◆ WHAT IS REQUIRED ◆
Give a verbatim quotation of every record.

◆ DATA TO PROCESS ◆

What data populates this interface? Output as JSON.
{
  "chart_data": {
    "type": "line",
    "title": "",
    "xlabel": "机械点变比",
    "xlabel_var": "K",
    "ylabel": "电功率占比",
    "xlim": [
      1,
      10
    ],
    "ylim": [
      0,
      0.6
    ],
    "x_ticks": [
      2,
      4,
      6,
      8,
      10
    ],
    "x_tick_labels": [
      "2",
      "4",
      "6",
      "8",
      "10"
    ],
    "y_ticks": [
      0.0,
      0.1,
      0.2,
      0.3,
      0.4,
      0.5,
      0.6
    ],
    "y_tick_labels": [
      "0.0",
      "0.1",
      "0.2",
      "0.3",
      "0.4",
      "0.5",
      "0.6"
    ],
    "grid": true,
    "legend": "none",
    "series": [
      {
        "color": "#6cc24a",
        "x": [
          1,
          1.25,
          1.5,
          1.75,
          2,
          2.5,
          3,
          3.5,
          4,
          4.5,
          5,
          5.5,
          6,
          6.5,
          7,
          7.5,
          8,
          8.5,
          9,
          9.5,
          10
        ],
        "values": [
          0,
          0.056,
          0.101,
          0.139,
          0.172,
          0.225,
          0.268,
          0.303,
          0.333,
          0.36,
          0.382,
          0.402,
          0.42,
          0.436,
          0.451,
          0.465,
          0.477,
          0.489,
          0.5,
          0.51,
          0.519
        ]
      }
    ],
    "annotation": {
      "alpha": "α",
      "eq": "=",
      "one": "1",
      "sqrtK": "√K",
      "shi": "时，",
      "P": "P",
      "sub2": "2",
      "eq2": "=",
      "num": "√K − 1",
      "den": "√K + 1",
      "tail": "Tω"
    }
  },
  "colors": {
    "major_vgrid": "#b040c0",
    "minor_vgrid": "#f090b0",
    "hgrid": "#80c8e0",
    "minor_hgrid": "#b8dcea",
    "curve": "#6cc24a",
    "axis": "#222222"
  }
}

◆ SOLUTION FOR THIS EXERCISE ◆
What data populates this interface? Output as JSON.
{
  "chart_data": {
    "type": "line",
    "title": "",
    "xlabel": "机械点变比",
    "xlabel_var": "K",
    "ylabel": "电功率占比",
    "xlim": [
      1,
      10
    ],
    "ylim": [
      0,
      0.6
    ],
    "x_ticks": [
      2,
      4,
      6,
      8,
      10
    ],
    "x_tick_labels": [
      "2",
      "4",
      "6",
      "8",
      "10"
    ],
    "y_ticks": [
      0.0,
      0.1,
      0.2,
      0.3,
      0.4,
      0.5,
      0.6
    ],
    "y_tick_labels": [
      "0.0",
      "0.1",
      "0.2",
      "0.3",
      "0.4",
      "0.5",
      "0.6"
    ],
    "grid": true,
    "legend": "none",
    "series": [
      {
        "color": "#6cc24a",
        "x": [
          1,
          1.25,
          1.5,
          1.75,
          2,
          2.5,
          3,
          3.5,
          4,
          4.5,
          5,
          5.5,
          6,
          6.5,
          7,
          7.5,
          8,
          8.5,
          9,
          9.5,
          10
        ],
        "values": [
          0,
          0.056,
          0.101,
          0.139,
          0.172,
          0.225,
          0.268,
          0.303,
          0.333,
          0.36,
          0.382,
          0.402,
          0.42,
          0.436,
          0.451,
          0.465,
          0.477,
          0.489,
          0.5,
          0.51,
          0.519
        ]
      }
    ],
    "annotation": {
      "alpha": "α",
      "eq": "=",
      "one": "1",
      "sqrtK": "√K",
      "shi": "时，",
      "P": "P",
      "sub2": "2",
      "eq2": "=",
      "num": "√K − 1",
      "den": "√K + 1",
      "tail": "Tω"
    }
  },
  "colors": {
    "major_vgrid": "#b040c0",
    "minor_vgrid": "#f090b0",
    "hgrid": "#80c8e0",
    "minor_hgrid": "#b8dcea",
    "curve": "#6cc24a",
    "axis": "#222222"
  }
}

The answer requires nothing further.